In the listing below, pick out lines with "value".
------ GIVEN RECORDS ------
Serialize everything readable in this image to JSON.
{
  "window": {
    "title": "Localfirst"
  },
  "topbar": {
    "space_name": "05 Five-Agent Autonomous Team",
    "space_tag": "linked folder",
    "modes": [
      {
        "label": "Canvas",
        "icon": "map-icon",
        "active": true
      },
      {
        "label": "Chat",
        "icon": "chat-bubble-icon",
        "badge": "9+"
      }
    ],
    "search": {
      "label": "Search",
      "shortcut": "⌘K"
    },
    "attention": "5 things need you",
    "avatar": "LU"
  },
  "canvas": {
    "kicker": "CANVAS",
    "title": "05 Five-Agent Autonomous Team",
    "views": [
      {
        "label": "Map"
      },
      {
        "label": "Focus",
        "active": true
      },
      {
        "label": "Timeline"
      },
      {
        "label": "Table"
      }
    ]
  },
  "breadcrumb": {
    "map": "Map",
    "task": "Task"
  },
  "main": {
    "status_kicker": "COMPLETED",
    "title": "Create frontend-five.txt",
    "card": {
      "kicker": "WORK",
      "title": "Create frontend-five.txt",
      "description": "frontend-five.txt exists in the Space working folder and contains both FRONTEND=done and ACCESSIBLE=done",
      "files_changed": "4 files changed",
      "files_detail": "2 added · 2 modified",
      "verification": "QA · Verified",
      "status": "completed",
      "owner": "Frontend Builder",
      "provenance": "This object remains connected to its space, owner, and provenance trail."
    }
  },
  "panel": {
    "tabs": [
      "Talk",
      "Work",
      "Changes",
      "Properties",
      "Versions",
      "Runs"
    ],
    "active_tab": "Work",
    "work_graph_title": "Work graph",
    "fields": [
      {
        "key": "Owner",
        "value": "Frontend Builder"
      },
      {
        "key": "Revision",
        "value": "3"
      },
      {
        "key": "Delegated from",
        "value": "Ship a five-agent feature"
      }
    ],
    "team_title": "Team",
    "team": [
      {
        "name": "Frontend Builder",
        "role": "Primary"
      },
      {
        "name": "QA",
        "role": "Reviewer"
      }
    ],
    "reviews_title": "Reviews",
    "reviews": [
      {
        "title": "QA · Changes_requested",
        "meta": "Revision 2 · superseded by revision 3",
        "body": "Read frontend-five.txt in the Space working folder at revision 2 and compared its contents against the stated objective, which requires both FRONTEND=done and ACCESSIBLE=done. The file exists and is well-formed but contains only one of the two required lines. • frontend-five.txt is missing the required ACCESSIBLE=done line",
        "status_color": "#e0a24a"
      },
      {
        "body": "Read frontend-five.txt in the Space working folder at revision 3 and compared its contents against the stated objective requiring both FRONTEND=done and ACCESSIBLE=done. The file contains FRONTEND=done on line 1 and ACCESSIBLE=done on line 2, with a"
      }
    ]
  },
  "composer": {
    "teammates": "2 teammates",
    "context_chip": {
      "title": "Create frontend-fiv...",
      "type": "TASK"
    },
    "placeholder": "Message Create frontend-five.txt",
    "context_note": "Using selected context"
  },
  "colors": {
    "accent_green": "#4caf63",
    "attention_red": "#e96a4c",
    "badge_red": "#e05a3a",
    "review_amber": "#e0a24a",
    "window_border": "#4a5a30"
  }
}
------
_SOLUTION TO THIS TASK_:
        "value": "Frontend Builder"
        "value": "3"
        "value": "Ship a five-agent feature"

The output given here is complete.